Set exercise: In the listing lines from the beginning through the line containing "441, 318, 461]", swap "bar" for "column" and change nothing else.

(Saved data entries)
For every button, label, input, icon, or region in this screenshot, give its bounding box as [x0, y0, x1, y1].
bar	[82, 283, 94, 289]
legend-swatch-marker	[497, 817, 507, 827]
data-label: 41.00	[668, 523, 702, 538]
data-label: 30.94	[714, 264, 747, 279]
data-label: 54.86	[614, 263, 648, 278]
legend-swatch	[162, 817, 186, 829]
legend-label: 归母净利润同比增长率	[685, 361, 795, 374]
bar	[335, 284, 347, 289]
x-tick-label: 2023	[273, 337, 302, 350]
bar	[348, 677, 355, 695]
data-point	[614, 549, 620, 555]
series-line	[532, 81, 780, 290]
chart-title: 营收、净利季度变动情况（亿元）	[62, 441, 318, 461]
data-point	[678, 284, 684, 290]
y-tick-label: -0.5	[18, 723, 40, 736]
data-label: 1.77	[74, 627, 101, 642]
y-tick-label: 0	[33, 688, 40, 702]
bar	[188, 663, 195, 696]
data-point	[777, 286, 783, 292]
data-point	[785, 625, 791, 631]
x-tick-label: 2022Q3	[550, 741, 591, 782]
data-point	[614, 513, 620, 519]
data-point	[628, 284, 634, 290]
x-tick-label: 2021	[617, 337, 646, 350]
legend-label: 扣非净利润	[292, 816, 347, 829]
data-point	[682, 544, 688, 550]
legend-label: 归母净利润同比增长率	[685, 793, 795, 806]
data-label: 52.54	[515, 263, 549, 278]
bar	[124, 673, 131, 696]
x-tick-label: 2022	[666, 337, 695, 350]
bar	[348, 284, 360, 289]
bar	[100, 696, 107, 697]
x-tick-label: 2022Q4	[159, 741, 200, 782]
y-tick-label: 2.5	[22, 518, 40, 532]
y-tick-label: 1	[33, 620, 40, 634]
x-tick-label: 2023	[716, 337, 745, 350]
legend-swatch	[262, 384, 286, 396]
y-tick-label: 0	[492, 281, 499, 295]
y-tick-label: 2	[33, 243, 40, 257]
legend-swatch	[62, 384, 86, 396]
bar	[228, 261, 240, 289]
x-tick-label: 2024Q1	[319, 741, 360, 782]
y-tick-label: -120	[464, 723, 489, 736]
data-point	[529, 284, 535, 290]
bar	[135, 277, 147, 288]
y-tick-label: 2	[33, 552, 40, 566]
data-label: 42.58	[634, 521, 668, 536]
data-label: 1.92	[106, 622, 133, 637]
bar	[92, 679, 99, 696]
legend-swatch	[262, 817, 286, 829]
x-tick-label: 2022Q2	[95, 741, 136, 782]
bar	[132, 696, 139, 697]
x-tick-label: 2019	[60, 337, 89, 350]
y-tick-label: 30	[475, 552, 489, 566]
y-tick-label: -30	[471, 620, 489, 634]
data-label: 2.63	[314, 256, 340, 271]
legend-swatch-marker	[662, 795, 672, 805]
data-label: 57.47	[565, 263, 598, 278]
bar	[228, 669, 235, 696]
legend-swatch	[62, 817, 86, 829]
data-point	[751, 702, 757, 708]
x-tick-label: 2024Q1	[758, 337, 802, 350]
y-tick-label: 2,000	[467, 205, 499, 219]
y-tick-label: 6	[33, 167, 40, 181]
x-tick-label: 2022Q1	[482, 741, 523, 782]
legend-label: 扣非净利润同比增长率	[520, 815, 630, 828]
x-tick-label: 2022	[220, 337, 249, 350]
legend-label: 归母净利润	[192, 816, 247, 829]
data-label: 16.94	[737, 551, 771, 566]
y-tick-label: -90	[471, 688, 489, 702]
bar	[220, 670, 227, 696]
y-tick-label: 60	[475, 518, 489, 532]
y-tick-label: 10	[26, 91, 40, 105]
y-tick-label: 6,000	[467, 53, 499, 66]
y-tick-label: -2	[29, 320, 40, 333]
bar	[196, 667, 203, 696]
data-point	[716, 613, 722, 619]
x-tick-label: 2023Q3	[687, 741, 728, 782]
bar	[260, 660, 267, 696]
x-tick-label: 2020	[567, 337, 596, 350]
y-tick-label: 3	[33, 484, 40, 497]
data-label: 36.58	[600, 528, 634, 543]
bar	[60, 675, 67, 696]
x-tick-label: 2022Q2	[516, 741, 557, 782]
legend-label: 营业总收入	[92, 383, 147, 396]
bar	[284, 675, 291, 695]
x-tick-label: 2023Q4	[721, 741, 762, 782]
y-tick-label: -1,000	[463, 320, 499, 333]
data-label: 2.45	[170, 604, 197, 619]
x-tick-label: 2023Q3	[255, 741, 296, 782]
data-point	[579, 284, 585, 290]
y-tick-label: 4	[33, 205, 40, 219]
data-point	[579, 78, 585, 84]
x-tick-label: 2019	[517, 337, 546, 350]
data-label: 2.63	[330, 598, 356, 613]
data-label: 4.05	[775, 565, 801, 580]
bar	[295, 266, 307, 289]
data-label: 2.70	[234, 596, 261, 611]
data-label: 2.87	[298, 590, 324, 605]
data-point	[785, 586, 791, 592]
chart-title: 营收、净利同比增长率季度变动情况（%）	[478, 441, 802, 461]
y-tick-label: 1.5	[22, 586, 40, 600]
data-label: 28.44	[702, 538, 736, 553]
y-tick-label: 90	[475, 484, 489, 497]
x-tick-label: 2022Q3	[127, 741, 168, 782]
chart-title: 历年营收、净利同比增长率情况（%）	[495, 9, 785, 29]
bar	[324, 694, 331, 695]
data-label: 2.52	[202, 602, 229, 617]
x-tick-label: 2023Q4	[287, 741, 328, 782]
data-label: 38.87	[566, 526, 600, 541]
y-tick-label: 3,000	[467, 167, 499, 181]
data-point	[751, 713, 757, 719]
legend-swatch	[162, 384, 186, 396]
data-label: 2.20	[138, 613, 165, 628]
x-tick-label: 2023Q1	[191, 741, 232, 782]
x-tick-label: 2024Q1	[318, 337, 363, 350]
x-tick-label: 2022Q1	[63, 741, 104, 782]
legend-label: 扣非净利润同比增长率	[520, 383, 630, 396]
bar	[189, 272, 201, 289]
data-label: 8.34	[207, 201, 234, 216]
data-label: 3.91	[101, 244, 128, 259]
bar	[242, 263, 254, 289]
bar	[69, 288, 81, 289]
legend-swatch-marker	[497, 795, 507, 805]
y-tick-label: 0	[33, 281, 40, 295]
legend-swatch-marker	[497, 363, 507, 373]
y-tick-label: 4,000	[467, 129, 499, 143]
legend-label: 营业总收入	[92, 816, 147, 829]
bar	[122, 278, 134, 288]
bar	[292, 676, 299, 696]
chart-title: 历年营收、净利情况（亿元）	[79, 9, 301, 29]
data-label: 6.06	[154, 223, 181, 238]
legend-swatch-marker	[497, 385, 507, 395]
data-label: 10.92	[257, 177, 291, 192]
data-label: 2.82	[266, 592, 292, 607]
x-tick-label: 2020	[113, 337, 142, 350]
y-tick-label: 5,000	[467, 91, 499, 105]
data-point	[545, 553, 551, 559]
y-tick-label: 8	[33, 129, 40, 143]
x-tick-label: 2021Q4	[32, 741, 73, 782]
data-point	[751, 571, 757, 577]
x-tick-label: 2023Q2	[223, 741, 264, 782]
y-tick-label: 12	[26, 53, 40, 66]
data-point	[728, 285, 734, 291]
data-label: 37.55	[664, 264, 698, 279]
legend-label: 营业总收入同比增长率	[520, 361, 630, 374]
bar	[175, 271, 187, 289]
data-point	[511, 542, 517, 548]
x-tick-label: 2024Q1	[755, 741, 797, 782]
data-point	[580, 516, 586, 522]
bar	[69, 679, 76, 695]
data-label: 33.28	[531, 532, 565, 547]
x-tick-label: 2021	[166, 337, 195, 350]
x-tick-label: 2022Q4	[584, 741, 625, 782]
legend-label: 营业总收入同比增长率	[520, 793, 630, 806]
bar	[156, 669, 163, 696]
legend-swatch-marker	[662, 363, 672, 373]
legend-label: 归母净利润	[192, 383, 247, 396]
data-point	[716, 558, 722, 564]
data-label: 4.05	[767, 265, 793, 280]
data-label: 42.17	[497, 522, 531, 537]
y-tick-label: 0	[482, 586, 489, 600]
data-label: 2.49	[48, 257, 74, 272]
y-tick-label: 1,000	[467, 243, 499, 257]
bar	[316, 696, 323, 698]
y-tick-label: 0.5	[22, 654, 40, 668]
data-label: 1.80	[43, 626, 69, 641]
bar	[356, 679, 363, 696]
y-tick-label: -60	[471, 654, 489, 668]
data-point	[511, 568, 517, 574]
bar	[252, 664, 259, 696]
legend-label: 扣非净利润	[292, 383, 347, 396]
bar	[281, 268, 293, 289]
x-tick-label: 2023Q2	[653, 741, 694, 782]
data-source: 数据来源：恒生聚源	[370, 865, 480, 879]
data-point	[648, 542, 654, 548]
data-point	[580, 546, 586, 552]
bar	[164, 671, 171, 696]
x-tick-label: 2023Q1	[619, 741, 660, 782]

Task output:
For every button, label, input, icon, or region in this screenshot, give its bounding box as [x0, y0, x1, y1].
column	[82, 283, 94, 289]
legend-swatch-marker	[497, 817, 507, 827]
data-label: 41.00	[668, 523, 702, 538]
data-label: 30.94	[714, 264, 747, 279]
data-label: 54.86	[614, 263, 648, 278]
legend-swatch	[162, 817, 186, 829]
legend-label: 归母净利润同比增长率	[685, 361, 795, 374]
column	[335, 284, 347, 289]
x-tick-label: 2023	[273, 337, 302, 350]
column	[348, 677, 355, 695]
data-point	[614, 549, 620, 555]
series-line	[532, 81, 780, 290]
chart-title: 营收、净利季度变动情况（亿元）	[62, 441, 318, 461]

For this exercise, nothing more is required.